▶ _Request_: Work out how many lines of the data hold the string "name", and reply with that number alone.

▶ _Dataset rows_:
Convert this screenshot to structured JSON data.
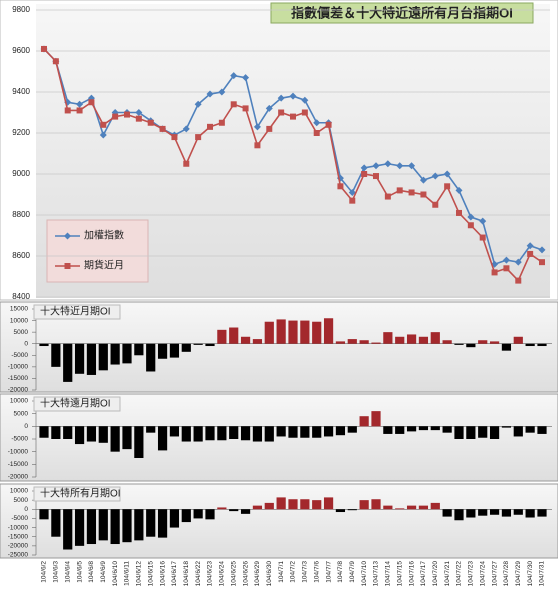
{
  "chart_data": [
    {
      "type": "line",
      "title": "指數價差＆十大特近遠所有月台指期OI",
      "ylim": [
        8400,
        9800
      ],
      "yticks": [
        8400,
        8600,
        8800,
        9000,
        9200,
        9400,
        9600,
        9800
      ],
      "grid": true,
      "series": [
        {
          "name": "加權指數",
          "color": "#4f81bd",
          "marker": "diamond",
          "values": [
            9610,
            9550,
            9350,
            9340,
            9370,
            9190,
            9300,
            9300,
            9300,
            9260,
            9220,
            9190,
            9220,
            9340,
            9390,
            9400,
            9480,
            9470,
            9230,
            9320,
            9370,
            9380,
            9360,
            9250,
            9250,
            8980,
            8910,
            9030,
            9040,
            9050,
            9040,
            9040,
            8970,
            8990,
            9000,
            8920,
            8790,
            8770,
            8560,
            8580,
            8570,
            8650,
            8630
          ]
        },
        {
          "name": "期貨近月",
          "color": "#c0504d",
          "marker": "square",
          "values": [
            9610,
            9550,
            9310,
            9310,
            9350,
            9240,
            9280,
            9290,
            9270,
            9250,
            9220,
            9180,
            9050,
            9180,
            9230,
            9250,
            9340,
            9320,
            9140,
            9220,
            9300,
            9280,
            9300,
            9200,
            9240,
            8940,
            8870,
            9000,
            8990,
            8890,
            8920,
            8910,
            8900,
            8850,
            8940,
            8810,
            8750,
            8690,
            8520,
            8540,
            8480,
            8610,
            8570
          ]
        }
      ]
    },
    {
      "type": "bar",
      "title": "十大特近月期OI",
      "ylim": [
        -20000,
        15000
      ],
      "yticks": [
        -20000,
        -15000,
        -10000,
        -5000,
        0,
        5000,
        10000,
        15000
      ],
      "positive_color": "#a3282c",
      "negative_color": "#000000",
      "values": [
        -1000,
        -10000,
        -16500,
        -13000,
        -13500,
        -11500,
        -9000,
        -8500,
        -5000,
        -12000,
        -6500,
        -6000,
        -3500,
        -500,
        -1000,
        6000,
        7000,
        3000,
        2000,
        9500,
        10500,
        10000,
        10000,
        9500,
        11000,
        1000,
        2000,
        1500,
        500,
        5000,
        3000,
        4000,
        3000,
        5000,
        1500,
        -500,
        -1500,
        1500,
        1000,
        -3000,
        3000,
        -1000,
        -1000
      ]
    },
    {
      "type": "bar",
      "title": "十大特遠月期OI",
      "ylim": [
        -20000,
        10000
      ],
      "yticks": [
        -20000,
        -15000,
        -10000,
        -5000,
        0,
        5000,
        10000
      ],
      "positive_color": "#a3282c",
      "negative_color": "#000000",
      "values": [
        -4500,
        -5000,
        -5000,
        -7000,
        -6000,
        -6500,
        -10000,
        -9000,
        -12500,
        -2500,
        -9500,
        -4000,
        -6000,
        -6000,
        -5500,
        -5500,
        -5000,
        -5500,
        -6000,
        -6000,
        -4000,
        -4500,
        -4500,
        -4500,
        -4000,
        -3500,
        -2500,
        4000,
        6000,
        -3000,
        -3000,
        -2000,
        -1500,
        -1500,
        -2500,
        -5000,
        -5000,
        -4500,
        -5000,
        -500,
        -4000,
        -2500,
        -3000
      ]
    },
    {
      "type": "bar",
      "title": "十大特所有月期OI",
      "ylim": [
        -25000,
        10000
      ],
      "yticks": [
        -25000,
        -20000,
        -15000,
        -10000,
        -5000,
        0,
        5000,
        10000
      ],
      "positive_color": "#a3282c",
      "negative_color": "#000000",
      "categories": [
        "104/6/2",
        "104/6/3",
        "104/6/4",
        "104/6/5",
        "104/6/8",
        "104/6/9",
        "104/6/10",
        "104/6/11",
        "104/6/12",
        "104/6/15",
        "104/6/16",
        "104/6/17",
        "104/6/18",
        "104/6/22",
        "104/6/23",
        "104/6/24",
        "104/6/25",
        "104/6/26",
        "104/6/29",
        "104/6/30",
        "104/7/1",
        "104/7/2",
        "104/7/3",
        "104/7/6",
        "104/7/7",
        "104/7/8",
        "104/7/9",
        "104/7/10",
        "104/7/13",
        "104/7/14",
        "104/7/15",
        "104/7/16",
        "104/7/17",
        "104/7/20",
        "104/7/21",
        "104/7/22",
        "104/7/23",
        "104/7/24",
        "104/7/27",
        "104/7/28",
        "104/7/29",
        "104/7/30",
        "104/7/31"
      ],
      "values": [
        -5500,
        -15000,
        -22000,
        -20000,
        -19000,
        -17000,
        -19000,
        -18000,
        -17000,
        -15000,
        -15500,
        -10000,
        -7000,
        -5000,
        -5500,
        1000,
        -1000,
        -2500,
        2000,
        3500,
        6500,
        5500,
        5500,
        5000,
        6500,
        -1500,
        -500,
        5000,
        5500,
        2000,
        500,
        2000,
        2000,
        3500,
        -4000,
        -6000,
        -4500,
        -3500,
        -3000,
        -4000,
        -3000,
        -4500,
        -4000
      ]
    }
  ]
}
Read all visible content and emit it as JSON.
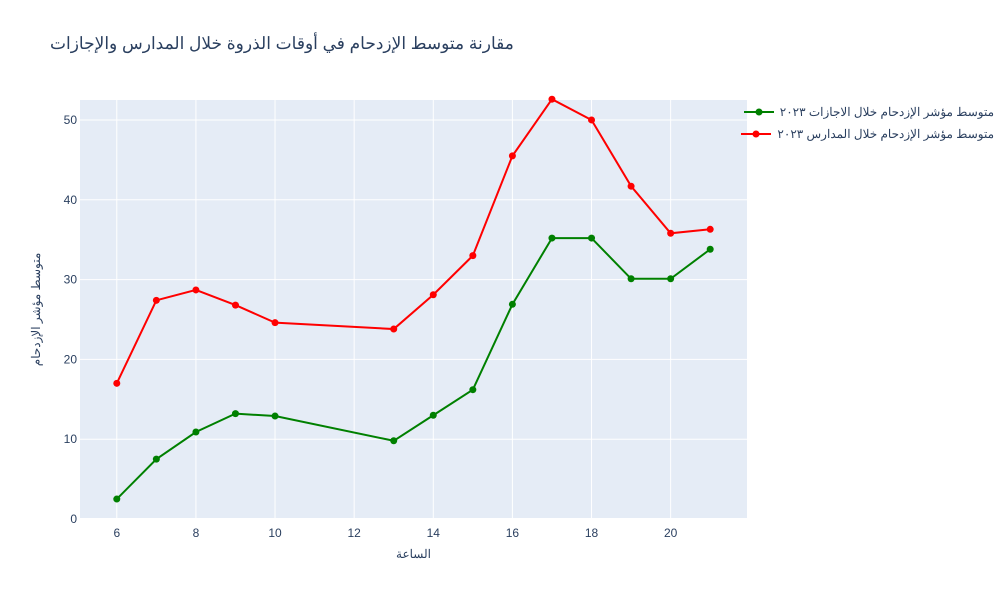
{
  "chart_data": {
    "type": "line",
    "title": "مقارنة متوسط الإزدحام في أوقات الذروة خلال المدارس والإجازات",
    "xlabel": "الساعة",
    "ylabel": "متوسط مؤشر الإزدحام",
    "xlim": [
      5.07,
      21.93
    ],
    "ylim": [
      0,
      52.5
    ],
    "xticks": [
      6,
      8,
      10,
      12,
      14,
      16,
      18,
      20
    ],
    "yticks": [
      0,
      10,
      20,
      30,
      40,
      50
    ],
    "grid": true,
    "legend_position": "top-right",
    "x": [
      6,
      7,
      8,
      9,
      10,
      13,
      14,
      15,
      16,
      17,
      18,
      19,
      20,
      21
    ],
    "series": [
      {
        "name": "متوسط مؤشر الإزدحام خلال الاجازات ٢٠٢٣",
        "color": "#008000",
        "values": [
          2.5,
          7.5,
          10.9,
          13.2,
          12.9,
          9.8,
          13.0,
          16.2,
          26.9,
          35.2,
          35.2,
          30.1,
          30.1,
          33.8
        ]
      },
      {
        "name": "متوسط مؤشر الإزدحام خلال المدارس ٢٠٢٣",
        "color": "#ff0000",
        "values": [
          17.0,
          27.4,
          28.7,
          26.8,
          24.6,
          23.8,
          28.1,
          33.0,
          45.5,
          52.6,
          50.0,
          41.7,
          35.8,
          36.3
        ]
      }
    ]
  }
}
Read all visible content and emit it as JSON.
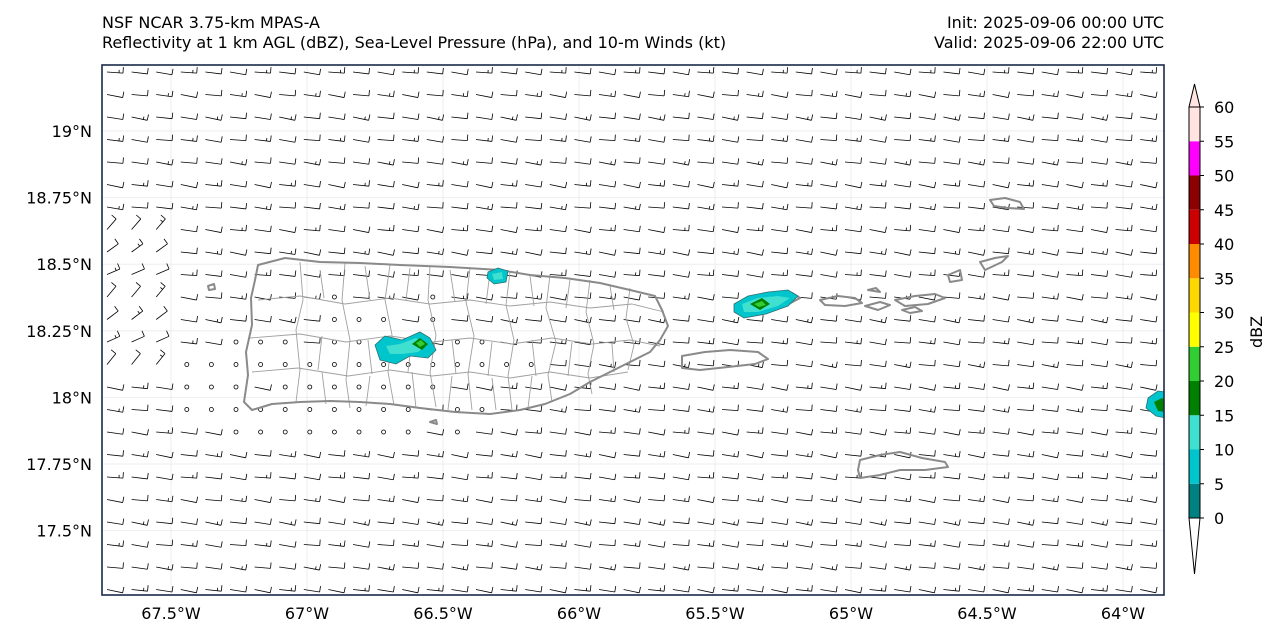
{
  "header": {
    "model_title": "NSF NCAR 3.75-km MPAS-A",
    "field_title": "Reflectivity at 1 km AGL (dBZ), Sea-Level Pressure (hPa), and 10-m Winds (kt)",
    "init_time": "Init: 2025-09-06 00:00 UTC",
    "valid_time": "Valid: 2025-09-06 22:00 UTC"
  },
  "map": {
    "lat_ticks": [
      "19°N",
      "18.75°N",
      "18.5°N",
      "18.25°N",
      "18°N",
      "17.75°N",
      "17.5°N"
    ],
    "lon_ticks": [
      "67.5°W",
      "67°W",
      "66.5°W",
      "66°W",
      "65.5°W",
      "65°W",
      "64.5°W",
      "64°W"
    ],
    "lat_values": [
      19.0,
      18.75,
      18.5,
      18.25,
      18.0,
      17.75,
      17.5
    ],
    "lon_values": [
      -67.5,
      -67.0,
      -66.5,
      -66.0,
      -65.5,
      -65.0,
      -64.5,
      -64.0
    ],
    "coast_color": "#8a8a8a",
    "regions": [
      "Puerto Rico",
      "Vieques",
      "St. Thomas",
      "St. John",
      "Tortola",
      "Anegada",
      "St. Croix",
      "Culebra"
    ]
  },
  "colorbar": {
    "label": "dBZ",
    "ticks": [
      "0",
      "5",
      "10",
      "15",
      "20",
      "25",
      "30",
      "35",
      "40",
      "45",
      "50",
      "55",
      "60"
    ],
    "colors": [
      "#008080",
      "#00c5cd",
      "#40e0d0",
      "#008000",
      "#32cd32",
      "#ffff00",
      "#ffd700",
      "#ff8c00",
      "#cc0000",
      "#8b0000",
      "#ff00ff",
      "#ffe4e1"
    ]
  }
}
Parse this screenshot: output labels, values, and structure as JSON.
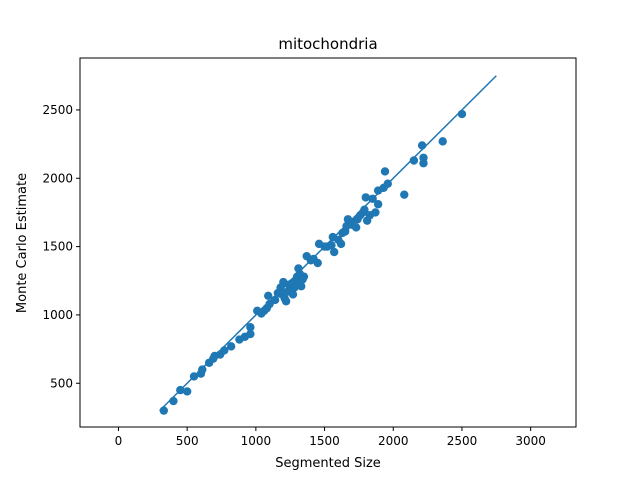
{
  "chart_data": {
    "type": "scatter",
    "title": "mitochondria",
    "xlabel": "Segmented Size",
    "ylabel": "Monte Carlo Estimate",
    "xlim": [
      -280,
      3330
    ],
    "ylim": [
      180,
      2880
    ],
    "xticks": [
      0,
      500,
      1000,
      1500,
      2000,
      2500,
      3000
    ],
    "yticks": [
      500,
      1000,
      1500,
      2000,
      2500
    ],
    "grid": false,
    "legend": "none",
    "colors": {
      "points": "#1f77b4",
      "line": "#1f77b4"
    },
    "reference_line": {
      "x": [
        300,
        2750
      ],
      "y": [
        300,
        2750
      ]
    },
    "points": [
      [
        330,
        300
      ],
      [
        400,
        370
      ],
      [
        450,
        450
      ],
      [
        500,
        440
      ],
      [
        550,
        550
      ],
      [
        600,
        570
      ],
      [
        610,
        600
      ],
      [
        660,
        650
      ],
      [
        690,
        680
      ],
      [
        700,
        700
      ],
      [
        740,
        710
      ],
      [
        770,
        740
      ],
      [
        820,
        770
      ],
      [
        880,
        820
      ],
      [
        920,
        840
      ],
      [
        960,
        860
      ],
      [
        960,
        910
      ],
      [
        1010,
        1030
      ],
      [
        1040,
        1010
      ],
      [
        1060,
        1030
      ],
      [
        1080,
        1050
      ],
      [
        1100,
        1080
      ],
      [
        1090,
        1140
      ],
      [
        1140,
        1110
      ],
      [
        1160,
        1160
      ],
      [
        1180,
        1200
      ],
      [
        1190,
        1150
      ],
      [
        1200,
        1240
      ],
      [
        1210,
        1120
      ],
      [
        1220,
        1100
      ],
      [
        1230,
        1170
      ],
      [
        1240,
        1220
      ],
      [
        1250,
        1180
      ],
      [
        1260,
        1230
      ],
      [
        1270,
        1150
      ],
      [
        1280,
        1200
      ],
      [
        1290,
        1250
      ],
      [
        1300,
        1280
      ],
      [
        1310,
        1230
      ],
      [
        1320,
        1300
      ],
      [
        1330,
        1210
      ],
      [
        1340,
        1260
      ],
      [
        1350,
        1280
      ],
      [
        1310,
        1340
      ],
      [
        1370,
        1430
      ],
      [
        1400,
        1400
      ],
      [
        1420,
        1410
      ],
      [
        1450,
        1380
      ],
      [
        1460,
        1520
      ],
      [
        1500,
        1500
      ],
      [
        1520,
        1500
      ],
      [
        1550,
        1510
      ],
      [
        1560,
        1570
      ],
      [
        1570,
        1460
      ],
      [
        1600,
        1550
      ],
      [
        1620,
        1520
      ],
      [
        1630,
        1600
      ],
      [
        1650,
        1610
      ],
      [
        1660,
        1650
      ],
      [
        1670,
        1700
      ],
      [
        1690,
        1680
      ],
      [
        1700,
        1660
      ],
      [
        1730,
        1640
      ],
      [
        1740,
        1700
      ],
      [
        1760,
        1730
      ],
      [
        1780,
        1750
      ],
      [
        1790,
        1770
      ],
      [
        1800,
        1860
      ],
      [
        1810,
        1690
      ],
      [
        1830,
        1730
      ],
      [
        1850,
        1850
      ],
      [
        1870,
        1750
      ],
      [
        1890,
        1810
      ],
      [
        1890,
        1910
      ],
      [
        1930,
        1930
      ],
      [
        1940,
        2050
      ],
      [
        1960,
        1960
      ],
      [
        2080,
        1880
      ],
      [
        2150,
        2130
      ],
      [
        2210,
        2240
      ],
      [
        2220,
        2150
      ],
      [
        2220,
        2110
      ],
      [
        2360,
        2270
      ],
      [
        2500,
        2470
      ]
    ]
  }
}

▶ _Worked answer_: 4